◆ WRITTEN PROBLEM: Give the number of lines in the records below that include "otra". Reply with that number alone.

◆ GIVEN DATA:
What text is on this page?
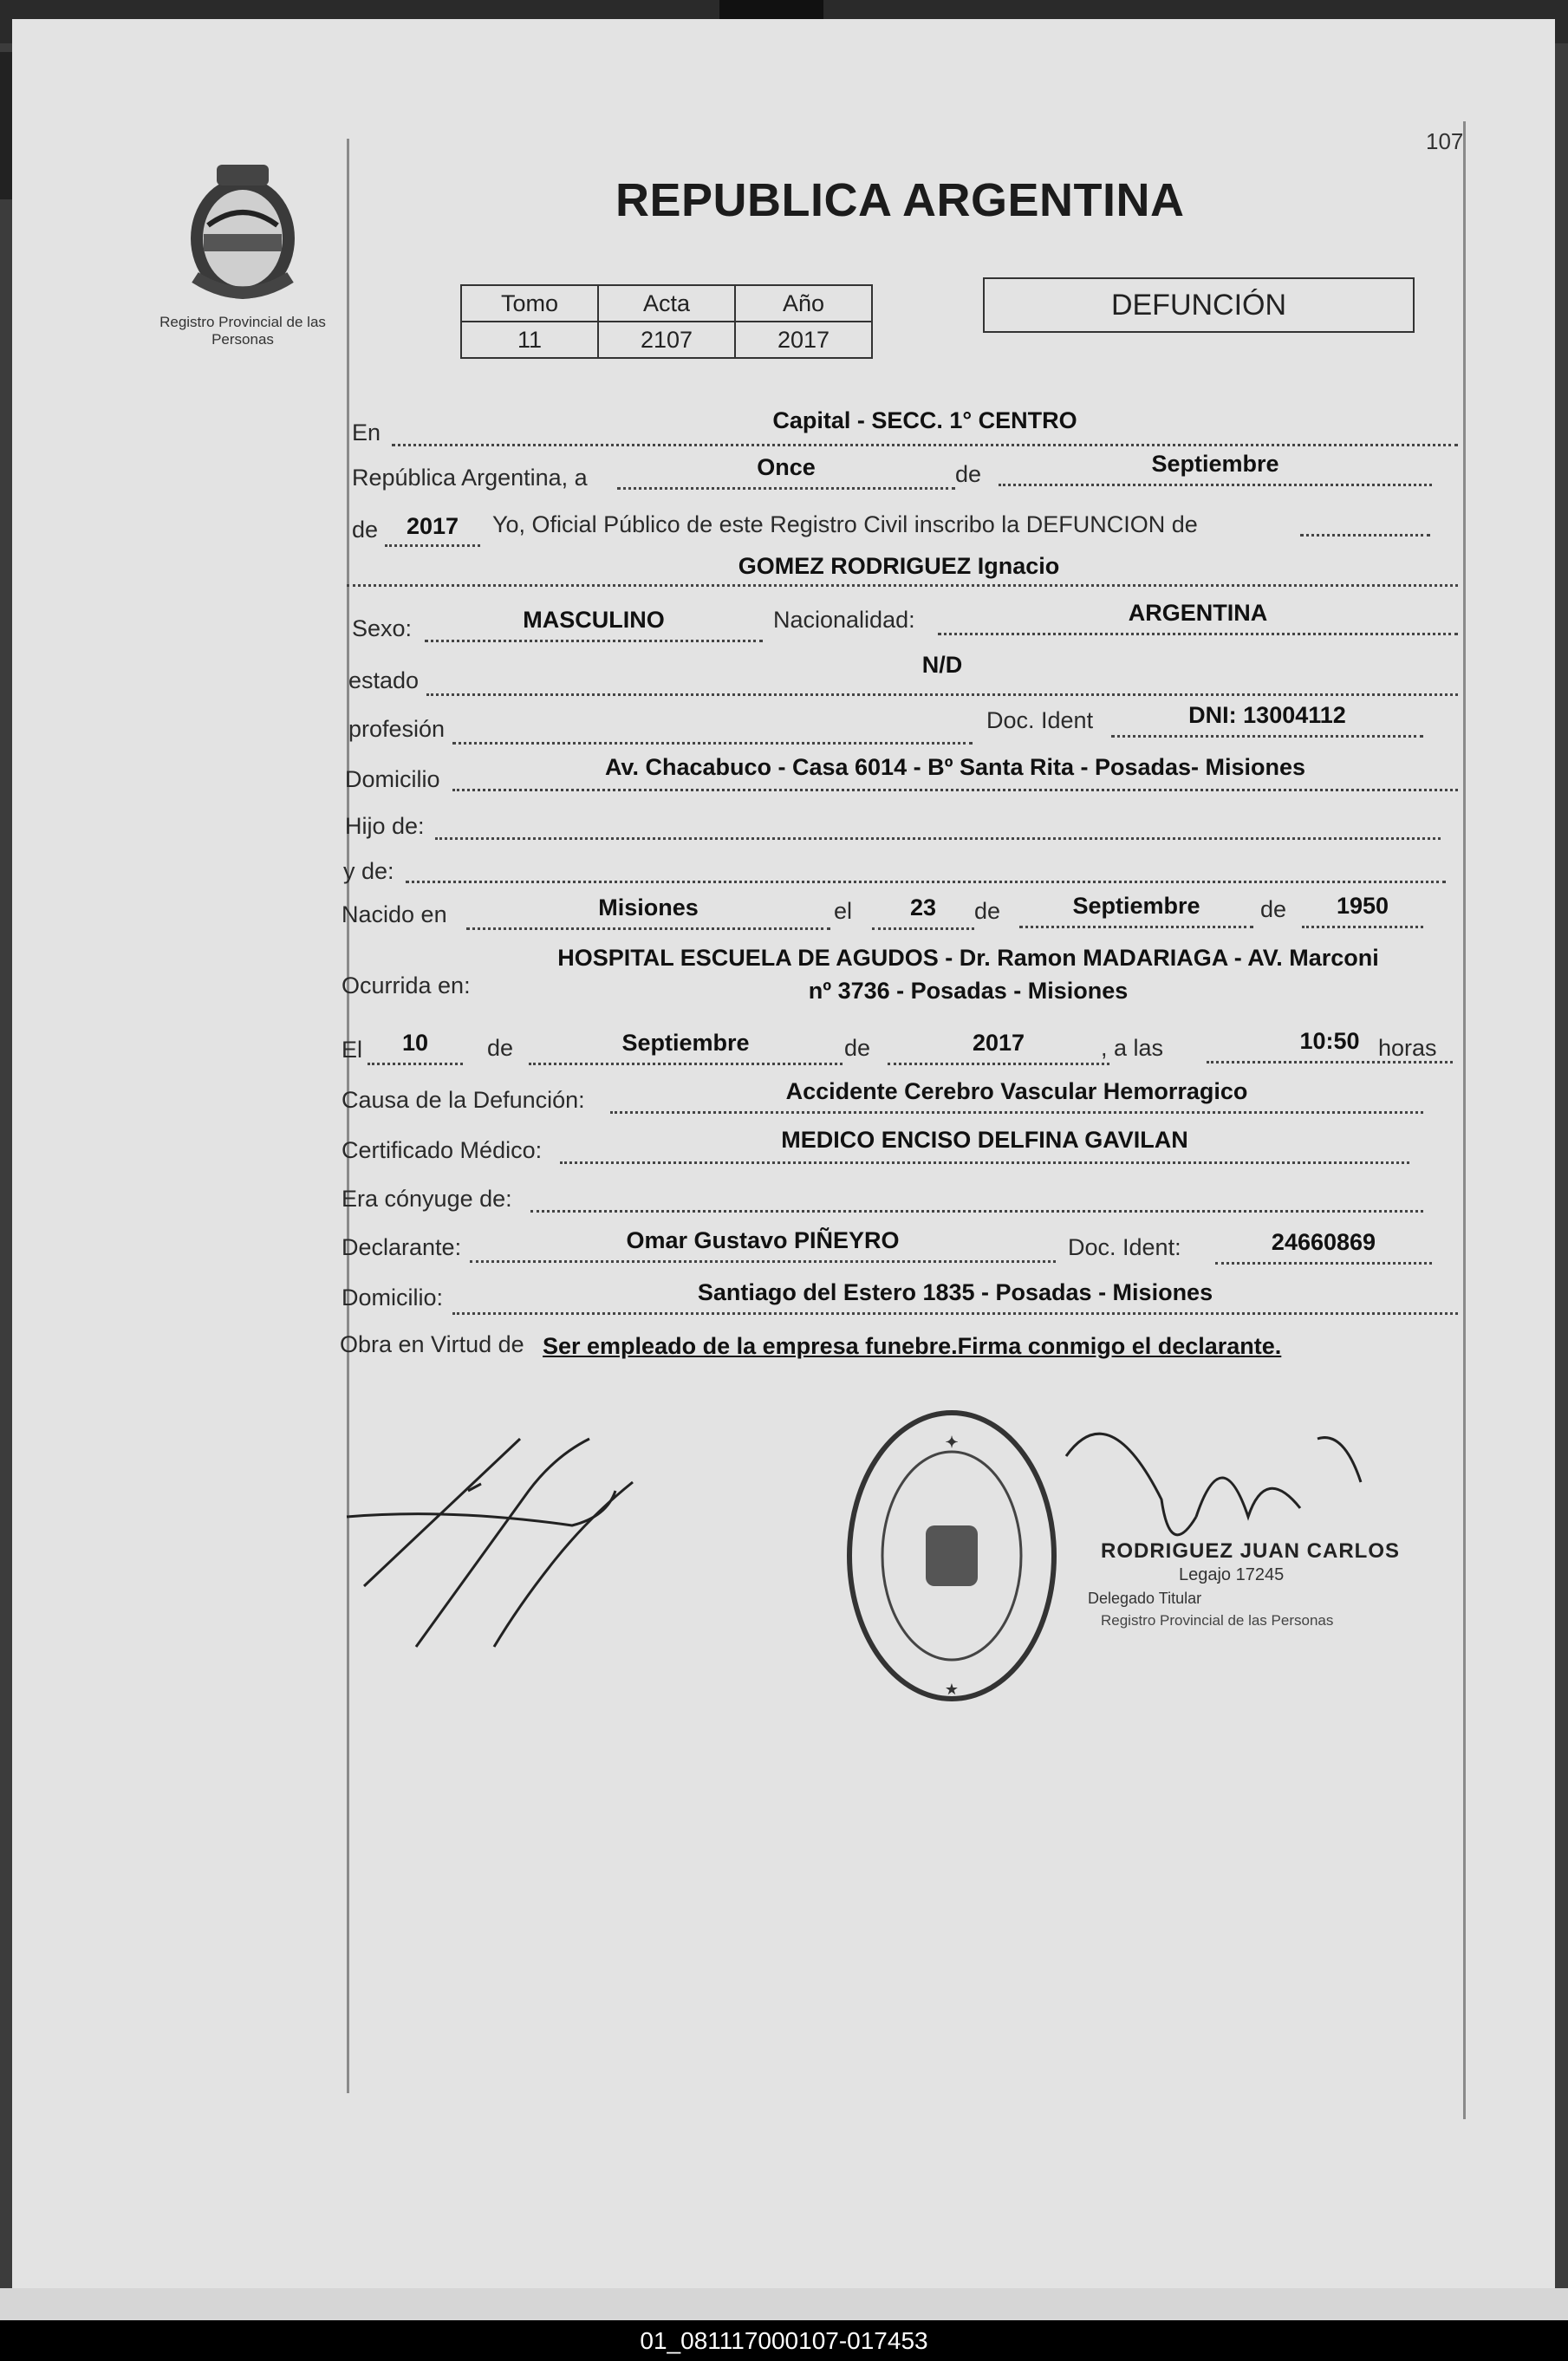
107
Registro Provincial de las Personas
REPUBLICA ARGENTINA
Tomo	Acta	Año
11	2107	2017
DEFUNCIÓN
En	Capital - SECC. 1° CENTRO
República Argentina, a	Once	de	Septiembre
de	2017	Yo, Oficial Público de este Registro Civil inscribo la DEFUNCION de
GOMEZ RODRIGUEZ Ignacio
Sexo:	MASCULINO	Nacionalidad:	ARGENTINA
estado
N/D
profesión	Doc. Ident	DNI: 13004112
Domicilio	Av. Chacabuco - Casa 6014 - Bº Santa Rita - Posadas- Misiones
Hijo de:
y de:
Nacido en	Misiones	el	23	de	Septiembre	de	1950
Ocurrida en:
HOSPITAL ESCUELA DE AGUDOS - Dr. Ramon MADARIAGA - AV. Marconi
nº 3736 - Posadas - Misiones
El	10	de	Septiembre	de	2017	, a las	10:50 horas
Causa de la Defunción:	Accidente Cerebro Vascular Hemorragico
Certificado Médico:	MEDICO ENCISO DELFINA GAVILAN
Era cónyuge de:
Declarante:	Omar Gustavo PIÑEYRO	Doc. Ident:	24660869
Domicilio:	Santiago del Estero 1835 - Posadas - Misiones
Obra en Virtud de Ser empleado de la empresa funebre.Firma conmigo el declarante.
✦
★
RODRIGUEZ JUAN CARLOS
Legajo 17245
Delegado Titular
Registro Provincial de las Personas
01_081117000107-017453
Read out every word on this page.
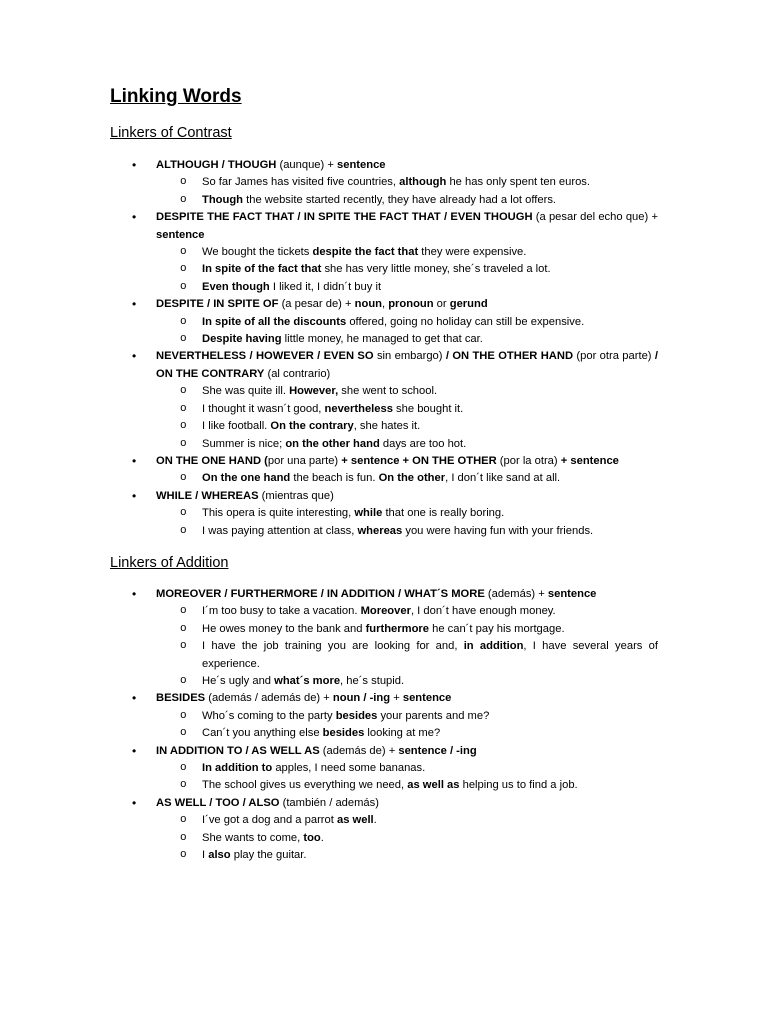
Linking Words
Linkers of Contrast
• ALTHOUGH / THOUGH (aunque) + sentence
o So far James has visited five countries, although he has only spent ten euros.
o Though the website started recently, they have already had a lot offers.
• DESPITE THE FACT THAT / IN SPITE THE FACT THAT / EVEN THOUGH (a pesar del echo que) + sentence
o We bought the tickets despite the fact that they were expensive.
o In spite of the fact that she has very little money, she´s traveled a lot.
o Even though I liked it, I didn´t buy it
• DESPITE / IN SPITE OF (a pesar de) + noun, pronoun or gerund
o In spite of all the discounts offered, going no holiday can still be expensive.
o Despite having little money, he managed to get that car.
• NEVERTHELESS / HOWEVER / EVEN SO sin embargo) / ON THE OTHER HAND (por otra parte) / ON THE CONTRARY (al contrario)
o She was quite ill. However, she went to school.
o I thought it wasn´t good, nevertheless she bought it.
o I like football. On the contrary, she hates it.
o Summer is nice; on the other hand days are too hot.
• ON THE ONE HAND (por una parte) + sentence + ON THE OTHER (por la otra) + sentence
o On the one hand the beach is fun. On the other, I don´t like sand at all.
• WHILE / WHEREAS (mientras que)
o This opera is quite interesting, while that one is really boring.
o I was paying attention at class, whereas you were having fun with your friends.
Linkers of Addition
• MOREOVER / FURTHERMORE / IN ADDITION / WHAT´S MORE (además) + sentence
o I´m too busy to take a vacation. Moreover, I don´t have enough money.
o He owes money to the bank and furthermore he can´t pay his mortgage.
o I have the job training you are looking for and, in addition, I have several years of experience.
o He´s ugly and what´s more, he´s stupid.
• BESIDES (además / además de) + noun / -ing + sentence
o Who´s coming to the party besides your parents and me?
o Can´t you anything else besides looking at me?
• IN ADDITION TO / AS WELL AS (además de) + sentence / -ing
o In addition to apples, I need some bananas.
o The school gives us everything we need, as well as helping us to find a job.
• AS WELL / TOO / ALSO (también / además)
o I´ve got a dog and a parrot as well.
o She wants to come, too.
o I also play the guitar.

◆ WRITTEN SOLUTION: 2